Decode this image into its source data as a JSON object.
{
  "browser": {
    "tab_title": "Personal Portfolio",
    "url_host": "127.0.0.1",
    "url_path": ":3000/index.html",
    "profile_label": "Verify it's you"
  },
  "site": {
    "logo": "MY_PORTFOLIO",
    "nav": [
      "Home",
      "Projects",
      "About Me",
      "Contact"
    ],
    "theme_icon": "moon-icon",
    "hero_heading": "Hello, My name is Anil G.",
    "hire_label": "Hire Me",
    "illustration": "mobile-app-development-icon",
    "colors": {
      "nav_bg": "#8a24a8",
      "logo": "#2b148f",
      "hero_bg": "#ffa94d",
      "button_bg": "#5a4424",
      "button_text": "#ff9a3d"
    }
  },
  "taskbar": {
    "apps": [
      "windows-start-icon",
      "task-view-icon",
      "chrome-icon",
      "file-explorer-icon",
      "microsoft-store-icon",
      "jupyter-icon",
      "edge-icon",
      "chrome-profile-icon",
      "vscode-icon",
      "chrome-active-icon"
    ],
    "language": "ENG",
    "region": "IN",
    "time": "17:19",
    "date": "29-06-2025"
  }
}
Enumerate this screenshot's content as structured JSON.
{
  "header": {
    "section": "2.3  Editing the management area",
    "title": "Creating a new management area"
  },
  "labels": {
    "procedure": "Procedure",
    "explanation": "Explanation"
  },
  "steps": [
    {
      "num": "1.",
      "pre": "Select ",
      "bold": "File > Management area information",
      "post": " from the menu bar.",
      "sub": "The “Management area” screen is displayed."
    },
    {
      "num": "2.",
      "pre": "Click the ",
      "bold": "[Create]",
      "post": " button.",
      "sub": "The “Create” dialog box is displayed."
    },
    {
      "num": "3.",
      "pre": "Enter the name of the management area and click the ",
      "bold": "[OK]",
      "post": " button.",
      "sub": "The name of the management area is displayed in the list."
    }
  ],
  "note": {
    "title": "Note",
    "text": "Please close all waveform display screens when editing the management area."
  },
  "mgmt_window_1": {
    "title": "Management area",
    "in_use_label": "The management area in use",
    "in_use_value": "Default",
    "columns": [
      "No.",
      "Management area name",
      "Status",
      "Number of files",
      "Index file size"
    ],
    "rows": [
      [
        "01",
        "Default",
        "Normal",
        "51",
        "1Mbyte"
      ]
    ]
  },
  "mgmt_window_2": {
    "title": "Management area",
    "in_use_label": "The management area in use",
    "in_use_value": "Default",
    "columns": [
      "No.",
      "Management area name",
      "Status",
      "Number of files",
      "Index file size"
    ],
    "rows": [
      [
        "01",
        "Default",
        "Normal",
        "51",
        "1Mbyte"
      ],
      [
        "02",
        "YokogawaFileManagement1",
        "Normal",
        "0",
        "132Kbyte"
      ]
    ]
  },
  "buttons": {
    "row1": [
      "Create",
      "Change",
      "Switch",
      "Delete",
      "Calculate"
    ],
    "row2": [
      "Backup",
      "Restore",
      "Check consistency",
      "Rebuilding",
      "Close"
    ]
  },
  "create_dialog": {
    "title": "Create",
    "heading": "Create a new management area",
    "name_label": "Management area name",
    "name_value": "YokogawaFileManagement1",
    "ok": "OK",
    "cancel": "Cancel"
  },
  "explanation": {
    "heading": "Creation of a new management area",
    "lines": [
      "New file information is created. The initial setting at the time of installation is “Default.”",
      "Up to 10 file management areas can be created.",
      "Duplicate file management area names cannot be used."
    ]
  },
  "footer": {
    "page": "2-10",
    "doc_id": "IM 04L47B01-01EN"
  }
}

-=-=-

Given exercise
Write out the full set of records exactly as given.

Written answer
Decode this image into its source data as a JSON object.
{
  "browser": {
    "tab_title": "Personal Portfolio",
    "url_host": "127.0.0.1",
    "url_path": ":3000/index.html",
    "profile_label": "Verify it's you"
  },
  "site": {
    "logo": "MY_PORTFOLIO",
    "nav": [
      "Home",
      "Projects",
      "About Me",
      "Contact"
    ],
    "theme_icon": "moon-icon",
    "hero_heading": "Hello, My name is Anil G.",
    "hire_label": "Hire Me",
    "illustration": "mobile-app-development-icon",
    "colors": {
      "nav_bg": "#8a24a8",
      "logo": "#2b148f",
      "hero_bg": "#ffa94d",
      "button_bg": "#5a4424",
      "button_text": "#ff9a3d"
    }
  },
  "taskbar": {
    "apps": [
      "windows-start-icon",
      "task-view-icon",
      "chrome-icon",
      "file-explorer-icon",
      "microsoft-store-icon",
      "jupyter-icon",
      "edge-icon",
      "chrome-profile-icon",
      "vscode-icon",
      "chrome-active-icon"
    ],
    "language": "ENG",
    "region": "IN",
    "time": "17:19",
    "date": "29-06-2025"
  }
}
Enumerate this screenshot's content as structured JSON.
{
  "header": {
    "section": "2.3  Editing the management area",
    "title": "Creating a new management area"
  },
  "labels": {
    "procedure": "Procedure",
    "explanation": "Explanation"
  },
  "steps": [
    {
      "num": "1.",
      "pre": "Select ",
      "bold": "File > Management area information",
      "post": " from the menu bar.",
      "sub": "The “Management area” screen is displayed."
    },
    {
      "num": "2.",
      "pre": "Click the ",
      "bold": "[Create]",
      "post": " button.",
      "sub": "The “Create” dialog box is displayed."
    },
    {
      "num": "3.",
      "pre": "Enter the name of the management area and click the ",
      "bold": "[OK]",
      "post": " button.",
      "sub": "The name of the management area is displayed in the list."
    }
  ],
  "note": {
    "title": "Note",
    "text": "Please close all waveform display screens when editing the management area."
  },
  "mgmt_window_1": {
    "title": "Management area",
    "in_use_label": "The management area in use",
    "in_use_value": "Default",
    "columns": [
      "No.",
      "Management area name",
      "Status",
      "Number of files",
      "Index file size"
    ],
    "rows": [
      [
        "01",
        "Default",
        "Normal",
        "51",
        "1Mbyte"
      ]
    ]
  },
  "mgmt_window_2": {
    "title": "Management area",
    "in_use_label": "The management area in use",
    "in_use_value": "Default",
    "columns": [
      "No.",
      "Management area name",
      "Status",
      "Number of files",
      "Index file size"
    ],
    "rows": [
      [
        "01",
        "Default",
        "Normal",
        "51",
        "1Mbyte"
      ],
      [
        "02",
        "YokogawaFileManagement1",
        "Normal",
        "0",
        "132Kbyte"
      ]
    ]
  },
  "buttons": {
    "row1": [
      "Create",
      "Change",
      "Switch",
      "Delete",
      "Calculate"
    ],
    "row2": [
      "Backup",
      "Restore",
      "Check consistency",
      "Rebuilding",
      "Close"
    ]
  },
  "create_dialog": {
    "title": "Create",
    "heading": "Create a new management area",
    "name_label": "Management area name",
    "name_value": "YokogawaFileManagement1",
    "ok": "OK",
    "cancel": "Cancel"
  },
  "explanation": {
    "heading": "Creation of a new management area",
    "lines": [
      "New file information is created. The initial setting at the time of installation is “Default.”",
      "Up to 10 file management areas can be created.",
      "Duplicate file management area names cannot be used."
    ]
  },
  "footer": {
    "page": "2-10",
    "doc_id": "IM 04L47B01-01EN"
  }
}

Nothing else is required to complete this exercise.